◆ Goal
Return every line of the material exactly.

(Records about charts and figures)
----------
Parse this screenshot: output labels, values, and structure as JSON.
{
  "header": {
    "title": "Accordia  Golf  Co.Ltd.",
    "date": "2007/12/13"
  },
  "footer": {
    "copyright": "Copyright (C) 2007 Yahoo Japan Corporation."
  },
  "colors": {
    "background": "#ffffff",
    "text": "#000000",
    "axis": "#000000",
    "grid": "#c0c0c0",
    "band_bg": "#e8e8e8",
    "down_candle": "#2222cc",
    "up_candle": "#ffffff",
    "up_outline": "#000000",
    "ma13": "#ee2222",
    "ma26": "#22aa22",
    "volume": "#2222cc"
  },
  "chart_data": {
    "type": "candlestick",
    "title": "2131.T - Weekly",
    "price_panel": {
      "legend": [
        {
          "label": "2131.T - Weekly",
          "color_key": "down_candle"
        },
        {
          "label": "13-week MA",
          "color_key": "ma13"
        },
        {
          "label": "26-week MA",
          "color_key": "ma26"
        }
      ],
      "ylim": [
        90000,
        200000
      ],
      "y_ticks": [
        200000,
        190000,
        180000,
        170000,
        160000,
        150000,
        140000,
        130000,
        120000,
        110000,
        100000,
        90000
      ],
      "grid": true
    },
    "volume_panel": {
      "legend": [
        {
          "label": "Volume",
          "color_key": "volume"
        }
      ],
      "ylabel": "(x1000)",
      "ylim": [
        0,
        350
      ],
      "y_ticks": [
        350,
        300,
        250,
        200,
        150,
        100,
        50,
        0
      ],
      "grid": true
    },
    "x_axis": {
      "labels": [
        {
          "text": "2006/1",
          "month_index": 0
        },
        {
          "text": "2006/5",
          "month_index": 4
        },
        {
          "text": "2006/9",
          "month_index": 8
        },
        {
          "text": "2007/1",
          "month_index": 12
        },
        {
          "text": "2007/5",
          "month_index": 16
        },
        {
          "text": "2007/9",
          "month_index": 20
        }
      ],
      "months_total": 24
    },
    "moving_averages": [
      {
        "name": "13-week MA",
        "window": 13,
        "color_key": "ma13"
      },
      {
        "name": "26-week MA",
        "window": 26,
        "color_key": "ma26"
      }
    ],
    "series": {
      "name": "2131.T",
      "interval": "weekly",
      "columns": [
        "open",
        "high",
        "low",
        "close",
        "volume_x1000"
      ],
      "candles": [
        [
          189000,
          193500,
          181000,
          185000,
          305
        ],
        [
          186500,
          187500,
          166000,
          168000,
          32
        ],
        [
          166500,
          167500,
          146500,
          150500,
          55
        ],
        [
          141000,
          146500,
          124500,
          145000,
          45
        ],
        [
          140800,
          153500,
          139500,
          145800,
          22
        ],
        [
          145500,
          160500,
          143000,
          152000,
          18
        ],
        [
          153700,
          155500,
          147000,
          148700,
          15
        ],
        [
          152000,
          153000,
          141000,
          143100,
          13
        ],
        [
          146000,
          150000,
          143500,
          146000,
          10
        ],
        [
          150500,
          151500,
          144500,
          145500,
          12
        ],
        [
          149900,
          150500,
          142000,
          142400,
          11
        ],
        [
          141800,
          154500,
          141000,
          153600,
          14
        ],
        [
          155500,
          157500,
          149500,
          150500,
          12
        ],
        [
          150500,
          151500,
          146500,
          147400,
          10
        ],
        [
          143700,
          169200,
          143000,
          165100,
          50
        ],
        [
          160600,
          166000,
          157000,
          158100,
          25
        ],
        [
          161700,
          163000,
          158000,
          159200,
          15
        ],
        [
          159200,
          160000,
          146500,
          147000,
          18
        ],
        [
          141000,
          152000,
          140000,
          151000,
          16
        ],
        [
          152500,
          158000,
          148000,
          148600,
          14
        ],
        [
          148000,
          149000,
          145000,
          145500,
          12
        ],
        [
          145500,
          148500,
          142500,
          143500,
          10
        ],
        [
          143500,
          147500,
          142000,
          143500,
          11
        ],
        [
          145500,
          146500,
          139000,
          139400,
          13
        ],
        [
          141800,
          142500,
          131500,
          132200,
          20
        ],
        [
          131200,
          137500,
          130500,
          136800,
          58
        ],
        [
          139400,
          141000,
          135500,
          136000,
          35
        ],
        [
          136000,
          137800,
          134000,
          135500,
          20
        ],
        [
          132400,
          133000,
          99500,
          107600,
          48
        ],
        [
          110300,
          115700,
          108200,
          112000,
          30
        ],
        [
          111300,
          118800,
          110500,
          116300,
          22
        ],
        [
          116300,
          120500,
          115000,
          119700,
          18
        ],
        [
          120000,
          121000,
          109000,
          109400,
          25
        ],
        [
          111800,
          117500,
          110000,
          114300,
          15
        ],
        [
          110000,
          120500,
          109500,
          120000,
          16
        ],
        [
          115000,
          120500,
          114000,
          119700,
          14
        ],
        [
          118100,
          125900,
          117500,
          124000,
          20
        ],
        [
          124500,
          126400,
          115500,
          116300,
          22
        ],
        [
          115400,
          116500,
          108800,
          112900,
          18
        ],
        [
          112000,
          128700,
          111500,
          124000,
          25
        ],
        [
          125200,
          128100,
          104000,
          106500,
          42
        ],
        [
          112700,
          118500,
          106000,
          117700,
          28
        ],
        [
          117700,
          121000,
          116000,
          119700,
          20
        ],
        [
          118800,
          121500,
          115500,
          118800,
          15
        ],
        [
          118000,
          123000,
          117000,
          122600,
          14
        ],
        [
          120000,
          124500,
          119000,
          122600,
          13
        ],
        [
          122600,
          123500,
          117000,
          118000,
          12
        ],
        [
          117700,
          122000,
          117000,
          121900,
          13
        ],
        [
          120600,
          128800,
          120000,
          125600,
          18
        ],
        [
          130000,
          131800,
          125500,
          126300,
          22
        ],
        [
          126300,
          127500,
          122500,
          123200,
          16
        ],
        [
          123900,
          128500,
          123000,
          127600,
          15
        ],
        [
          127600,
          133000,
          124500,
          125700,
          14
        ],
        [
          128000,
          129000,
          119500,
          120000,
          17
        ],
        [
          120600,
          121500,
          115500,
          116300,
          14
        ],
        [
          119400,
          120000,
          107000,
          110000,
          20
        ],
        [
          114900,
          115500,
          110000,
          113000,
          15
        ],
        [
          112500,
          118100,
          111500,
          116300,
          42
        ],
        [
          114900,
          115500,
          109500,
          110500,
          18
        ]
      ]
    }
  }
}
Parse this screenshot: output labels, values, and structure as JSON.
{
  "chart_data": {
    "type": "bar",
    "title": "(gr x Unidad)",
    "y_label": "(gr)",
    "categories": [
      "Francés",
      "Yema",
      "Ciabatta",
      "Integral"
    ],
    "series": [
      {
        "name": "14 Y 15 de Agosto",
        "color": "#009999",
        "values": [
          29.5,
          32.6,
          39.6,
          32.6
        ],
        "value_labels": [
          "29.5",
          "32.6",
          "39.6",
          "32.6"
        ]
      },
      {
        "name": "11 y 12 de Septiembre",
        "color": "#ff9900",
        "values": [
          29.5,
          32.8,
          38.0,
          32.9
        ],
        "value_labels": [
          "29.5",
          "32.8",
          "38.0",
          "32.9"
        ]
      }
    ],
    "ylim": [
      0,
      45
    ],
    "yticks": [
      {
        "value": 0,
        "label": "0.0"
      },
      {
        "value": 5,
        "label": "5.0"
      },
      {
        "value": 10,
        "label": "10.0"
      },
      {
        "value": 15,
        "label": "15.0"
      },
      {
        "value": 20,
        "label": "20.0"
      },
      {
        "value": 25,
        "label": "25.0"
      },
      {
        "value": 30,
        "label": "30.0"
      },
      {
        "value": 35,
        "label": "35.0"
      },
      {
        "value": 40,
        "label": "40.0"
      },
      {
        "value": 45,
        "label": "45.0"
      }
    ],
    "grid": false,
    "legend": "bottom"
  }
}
----------
◆ Solved exercise
Parse this screenshot: output labels, values, and structure as JSON.
{
  "header": {
    "title": "Accordia  Golf  Co.Ltd.",
    "date": "2007/12/13"
  },
  "footer": {
    "copyright": "Copyright (C) 2007 Yahoo Japan Corporation."
  },
  "colors": {
    "background": "#ffffff",
    "text": "#000000",
    "axis": "#000000",
    "grid": "#c0c0c0",
    "band_bg": "#e8e8e8",
    "down_candle": "#2222cc",
    "up_candle": "#ffffff",
    "up_outline": "#000000",
    "ma13": "#ee2222",
    "ma26": "#22aa22",
    "volume": "#2222cc"
  },
  "chart_data": {
    "type": "candlestick",
    "title": "2131.T - Weekly",
    "price_panel": {
      "legend": [
        {
          "label": "2131.T - Weekly",
          "color_key": "down_candle"
        },
        {
          "label": "13-week MA",
          "color_key": "ma13"
        },
        {
          "label": "26-week MA",
          "color_key": "ma26"
        }
      ],
      "ylim": [
        90000,
        200000
      ],
      "y_ticks": [
        200000,
        190000,
        180000,
        170000,
        160000,
        150000,
        140000,
        130000,
        120000,
        110000,
        100000,
        90000
      ],
      "grid": true
    },
    "volume_panel": {
      "legend": [
        {
          "label": "Volume",
          "color_key": "volume"
        }
      ],
      "ylabel": "(x1000)",
      "ylim": [
        0,
        350
      ],
      "y_ticks": [
        350,
        300,
        250,
        200,
        150,
        100,
        50,
        0
      ],
      "grid": true
    },
    "x_axis": {
      "labels": [
        {
          "text": "2006/1",
          "month_index": 0
        },
        {
          "text": "2006/5",
          "month_index": 4
        },
        {
          "text": "2006/9",
          "month_index": 8
        },
        {
          "text": "2007/1",
          "month_index": 12
        },
        {
          "text": "2007/5",
          "month_index": 16
        },
        {
          "text": "2007/9",
          "month_index": 20
        }
      ],
      "months_total": 24
    },
    "moving_averages": [
      {
        "name": "13-week MA",
        "window": 13,
        "color_key": "ma13"
      },
      {
        "name": "26-week MA",
        "window": 26,
        "color_key": "ma26"
      }
    ],
    "series": {
      "name": "2131.T",
      "interval": "weekly",
      "columns": [
        "open",
        "high",
        "low",
        "close",
        "volume_x1000"
      ],
      "candles": [
        [
          189000,
          193500,
          181000,
          185000,
          305
        ],
        [
          186500,
          187500,
          166000,
          168000,
          32
        ],
        [
          166500,
          167500,
          146500,
          150500,
          55
        ],
        [
          141000,
          146500,
          124500,
          145000,
          45
        ],
        [
          140800,
          153500,
          139500,
          145800,
          22
        ],
        [
          145500,
          160500,
          143000,
          152000,
          18
        ],
        [
          153700,
          155500,
          147000,
          148700,
          15
        ],
        [
          152000,
          153000,
          141000,
          143100,
          13
        ],
        [
          146000,
          150000,
          143500,
          146000,
          10
        ],
        [
          150500,
          151500,
          144500,
          145500,
          12
        ],
        [
          149900,
          150500,
          142000,
          142400,
          11
        ],
        [
          141800,
          154500,
          141000,
          153600,
          14
        ],
        [
          155500,
          157500,
          149500,
          150500,
          12
        ],
        [
          150500,
          151500,
          146500,
          147400,
          10
        ],
        [
          143700,
          169200,
          143000,
          165100,
          50
        ],
        [
          160600,
          166000,
          157000,
          158100,
          25
        ],
        [
          161700,
          163000,
          158000,
          159200,
          15
        ],
        [
          159200,
          160000,
          146500,
          147000,
          18
        ],
        [
          141000,
          152000,
          140000,
          151000,
          16
        ],
        [
          152500,
          158000,
          148000,
          148600,
          14
        ],
        [
          148000,
          149000,
          145000,
          145500,
          12
        ],
        [
          145500,
          148500,
          142500,
          143500,
          10
        ],
        [
          143500,
          147500,
          142000,
          143500,
          11
        ],
        [
          145500,
          146500,
          139000,
          139400,
          13
        ],
        [
          141800,
          142500,
          131500,
          132200,
          20
        ],
        [
          131200,
          137500,
          130500,
          136800,
          58
        ],
        [
          139400,
          141000,
          135500,
          136000,
          35
        ],
        [
          136000,
          137800,
          134000,
          135500,
          20
        ],
        [
          132400,
          133000,
          99500,
          107600,
          48
        ],
        [
          110300,
          115700,
          108200,
          112000,
          30
        ],
        [
          111300,
          118800,
          110500,
          116300,
          22
        ],
        [
          116300,
          120500,
          115000,
          119700,
          18
        ],
        [
          120000,
          121000,
          109000,
          109400,
          25
        ],
        [
          111800,
          117500,
          110000,
          114300,
          15
        ],
        [
          110000,
          120500,
          109500,
          120000,
          16
        ],
        [
          115000,
          120500,
          114000,
          119700,
          14
        ],
        [
          118100,
          125900,
          117500,
          124000,
          20
        ],
        [
          124500,
          126400,
          115500,
          116300,
          22
        ],
        [
          115400,
          116500,
          108800,
          112900,
          18
        ],
        [
          112000,
          128700,
          111500,
          124000,
          25
        ],
        [
          125200,
          128100,
          104000,
          106500,
          42
        ],
        [
          112700,
          118500,
          106000,
          117700,
          28
        ],
        [
          117700,
          121000,
          116000,
          119700,
          20
        ],
        [
          118800,
          121500,
          115500,
          118800,
          15
        ],
        [
          118000,
          123000,
          117000,
          122600,
          14
        ],
        [
          120000,
          124500,
          119000,
          122600,
          13
        ],
        [
          122600,
          123500,
          117000,
          118000,
          12
        ],
        [
          117700,
          122000,
          117000,
          121900,
          13
        ],
        [
          120600,
          128800,
          120000,
          125600,
          18
        ],
        [
          130000,
          131800,
          125500,
          126300,
          22
        ],
        [
          126300,
          127500,
          122500,
          123200,
          16
        ],
        [
          123900,
          128500,
          123000,
          127600,
          15
        ],
        [
          127600,
          133000,
          124500,
          125700,
          14
        ],
        [
          128000,
          129000,
          119500,
          120000,
          17
        ],
        [
          120600,
          121500,
          115500,
          116300,
          14
        ],
        [
          119400,
          120000,
          107000,
          110000,
          20
        ],
        [
          114900,
          115500,
          110000,
          113000,
          15
        ],
        [
          112500,
          118100,
          111500,
          116300,
          42
        ],
        [
          114900,
          115500,
          109500,
          110500,
          18
        ]
      ]
    }
  }
}
Parse this screenshot: output labels, values, and structure as JSON.
{
  "chart_data": {
    "type": "bar",
    "title": "(gr x Unidad)",
    "y_label": "(gr)",
    "categories": [
      "Francés",
      "Yema",
      "Ciabatta",
      "Integral"
    ],
    "series": [
      {
        "name": "14 Y 15 de Agosto",
        "color": "#009999",
        "values": [
          29.5,
          32.6,
          39.6,
          32.6
        ],
        "value_labels": [
          "29.5",
          "32.6",
          "39.6",
          "32.6"
        ]
      },
      {
        "name": "11 y 12 de Septiembre",
        "color": "#ff9900",
        "values": [
          29.5,
          32.8,
          38.0,
          32.9
        ],
        "value_labels": [
          "29.5",
          "32.8",
          "38.0",
          "32.9"
        ]
      }
    ],
    "ylim": [
      0,
      45
    ],
    "yticks": [
      {
        "value": 0,
        "label": "0.0"
      },
      {
        "value": 5,
        "label": "5.0"
      },
      {
        "value": 10,
        "label": "10.0"
      },
      {
        "value": 15,
        "label": "15.0"
      },
      {
        "value": 20,
        "label": "20.0"
      },
      {
        "value": 25,
        "label": "25.0"
      },
      {
        "value": 30,
        "label": "30.0"
      },
      {
        "value": 35,
        "label": "35.0"
      },
      {
        "value": 40,
        "label": "40.0"
      },
      {
        "value": 45,
        "label": "45.0"
      }
    ],
    "grid": false,
    "legend": "bottom"
  }
}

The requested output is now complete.